_Given task 1_
Write out the listing as a numbered list with blank lines omitted, starting with its first line and going on through the line with "training-day-card[interactable]: 3 dzień".

9. (7.6 / 10) In a language with explicit memory management like C, explain why it would be useful to change the specification of insert to:

   public boolean insert (/*@non_null@*/ Species s) 
	// MODIFIES: this
	// EFFECTS: If s already contains a Species whose name matches
	//	the name of s, returns false and does nothing.
	//	Otherwise, returns true and adds s to the elements of
	//	this: this_post = this_pre U { s } 
If the passed Species object is not added to the set, the caller may need to deallocate that object. If the object is added, the caller must not deallocate that object, since it is reachable through the set. For example,
   if (!ss.insert (s)) {
      Species_free (s);
10. (8.8 / 10, a good answer is worth bonus points; a complete language design and implementation is worth an automatic A+ in CS201J) After being barred from using Sun's Java trademarks, a large software company in Mondred, Washington has decided to attempt to implement a new language that will offer the performance advantages of C with the saftey and ease of development advantages of Java. They call their new language Db (pronounced "D flat"), not to be confused with its tonal near-equivalent C# ("C sharp"). In particular, they would like it to be possible to build a reference counting garbage collector that will work for Db but still be able to manipulate memory addresses directly in at least some of the ways allowed by C. Assume they will start their design with C, and add or remove features to produce Db. Either argue why their goal is impossible to achive, or explain what changes they should make to C to achieve their goal.

_Provided material_
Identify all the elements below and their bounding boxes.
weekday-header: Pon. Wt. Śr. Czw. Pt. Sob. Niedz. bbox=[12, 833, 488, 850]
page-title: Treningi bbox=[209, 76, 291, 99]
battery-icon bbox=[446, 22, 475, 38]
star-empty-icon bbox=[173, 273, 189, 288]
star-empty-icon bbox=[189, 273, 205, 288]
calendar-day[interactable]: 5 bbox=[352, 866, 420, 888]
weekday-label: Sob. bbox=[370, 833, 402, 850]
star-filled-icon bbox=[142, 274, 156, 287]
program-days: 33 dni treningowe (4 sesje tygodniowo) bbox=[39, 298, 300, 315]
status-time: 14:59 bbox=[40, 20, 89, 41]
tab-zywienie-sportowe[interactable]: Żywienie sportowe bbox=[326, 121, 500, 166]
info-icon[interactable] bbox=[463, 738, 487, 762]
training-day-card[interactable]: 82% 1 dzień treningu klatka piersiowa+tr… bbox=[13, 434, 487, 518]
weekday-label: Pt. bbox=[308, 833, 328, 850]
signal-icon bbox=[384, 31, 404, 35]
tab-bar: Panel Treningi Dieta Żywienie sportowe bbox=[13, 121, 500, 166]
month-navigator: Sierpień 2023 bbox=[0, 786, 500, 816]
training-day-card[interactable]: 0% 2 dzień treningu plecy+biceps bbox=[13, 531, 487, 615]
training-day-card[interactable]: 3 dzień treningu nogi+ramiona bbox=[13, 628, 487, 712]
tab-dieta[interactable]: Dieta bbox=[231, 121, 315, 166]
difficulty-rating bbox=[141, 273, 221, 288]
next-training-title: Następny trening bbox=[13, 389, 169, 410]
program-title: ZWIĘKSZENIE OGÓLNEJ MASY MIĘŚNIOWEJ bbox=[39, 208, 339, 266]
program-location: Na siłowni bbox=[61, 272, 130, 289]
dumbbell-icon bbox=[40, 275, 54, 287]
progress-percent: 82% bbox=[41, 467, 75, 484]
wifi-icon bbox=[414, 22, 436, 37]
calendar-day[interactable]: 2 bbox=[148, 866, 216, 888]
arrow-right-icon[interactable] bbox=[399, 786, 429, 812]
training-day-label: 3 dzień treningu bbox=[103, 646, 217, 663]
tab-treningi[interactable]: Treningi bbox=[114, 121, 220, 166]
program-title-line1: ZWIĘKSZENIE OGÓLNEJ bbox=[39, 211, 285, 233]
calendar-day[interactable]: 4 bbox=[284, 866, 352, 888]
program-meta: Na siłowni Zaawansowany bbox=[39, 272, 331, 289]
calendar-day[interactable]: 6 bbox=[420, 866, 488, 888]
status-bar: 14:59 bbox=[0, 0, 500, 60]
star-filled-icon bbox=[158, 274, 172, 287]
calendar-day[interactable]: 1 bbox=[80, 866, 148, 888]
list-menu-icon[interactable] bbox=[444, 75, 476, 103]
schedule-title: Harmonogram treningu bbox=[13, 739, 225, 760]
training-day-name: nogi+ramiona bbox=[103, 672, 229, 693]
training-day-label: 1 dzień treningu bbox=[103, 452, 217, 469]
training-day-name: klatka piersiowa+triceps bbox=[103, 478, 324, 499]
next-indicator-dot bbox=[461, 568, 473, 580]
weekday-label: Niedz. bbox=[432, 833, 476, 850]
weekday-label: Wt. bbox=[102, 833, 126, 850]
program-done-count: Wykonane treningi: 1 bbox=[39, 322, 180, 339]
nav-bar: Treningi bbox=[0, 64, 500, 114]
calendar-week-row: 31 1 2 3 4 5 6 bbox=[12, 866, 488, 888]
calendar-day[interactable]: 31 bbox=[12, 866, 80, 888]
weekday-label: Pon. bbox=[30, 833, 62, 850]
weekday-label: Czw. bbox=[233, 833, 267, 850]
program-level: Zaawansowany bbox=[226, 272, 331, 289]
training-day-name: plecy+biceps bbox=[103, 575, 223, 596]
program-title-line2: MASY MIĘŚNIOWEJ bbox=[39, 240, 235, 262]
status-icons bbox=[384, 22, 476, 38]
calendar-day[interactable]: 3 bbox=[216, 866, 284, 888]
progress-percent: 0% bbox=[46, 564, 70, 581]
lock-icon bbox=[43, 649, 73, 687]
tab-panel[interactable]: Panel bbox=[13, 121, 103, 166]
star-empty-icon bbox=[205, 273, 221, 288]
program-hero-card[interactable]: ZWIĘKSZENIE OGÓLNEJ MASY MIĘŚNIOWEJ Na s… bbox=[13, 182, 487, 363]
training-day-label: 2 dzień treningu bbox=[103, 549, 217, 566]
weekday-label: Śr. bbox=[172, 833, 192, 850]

_Given task 2_
In the passage on memory management, rewrite the part starting with "9. (7.6 / 10)" and going on through "(/*@non_null@*/ Species s)", putting "manual" in place of "explicit".

_Solution 1_
1. Identify all the elements below and their bounding boxes.
2. weekday-header: Pon. Wt. Śr. Czw. Pt. Sob. Niedz. bbox=[12, 833, 488, 850]
3. page-title: Treningi bbox=[209, 76, 291, 99]
4. battery-icon bbox=[446, 22, 475, 38]
5. star-empty-icon bbox=[173, 273, 189, 288]
6. star-empty-icon bbox=[189, 273, 205, 288]
7. calendar-day[interactable]: 5 bbox=[352, 866, 420, 888]
8. weekday-label: Sob. bbox=[370, 833, 402, 850]
9. star-filled-icon bbox=[142, 274, 156, 287]
10. program-days: 33 dni treningowe (4 sesje tygodniowo) bbox=[39, 298, 300, 315]
11. status-time: 14:59 bbox=[40, 20, 89, 41]
12. tab-zywienie-sportowe[interactable]: Żywienie sportowe bbox=[326, 121, 500, 166]
13. info-icon[interactable] bbox=[463, 738, 487, 762]
14. training-day-card[interactable]: 82% 1 dzień treningu klatka piersiowa+tr… bbox=[13, 434, 487, 518]
15. weekday-label: Pt. bbox=[308, 833, 328, 850]
16. signal-icon bbox=[384, 31, 404, 35]
17. tab-bar: Panel Treningi Dieta Żywienie sportowe bbox=[13, 121, 500, 166]
18. month-navigator: Sierpień 2023 bbox=[0, 786, 500, 816]
19. training-day-card[interactable]: 0% 2 dzień treningu plecy+biceps bbox=[13, 531, 487, 615]
20. training-day-card[interactable]: 3 dzień treningu nogi+ramiona bbox=[13, 628, 487, 712]

_Solution 2_
9. (7.6 / 10) In a language with manual memory management like C, explain why it would be useful to change the specification of insert to:

   public boolean insert (/*@non_null@*/ Species s)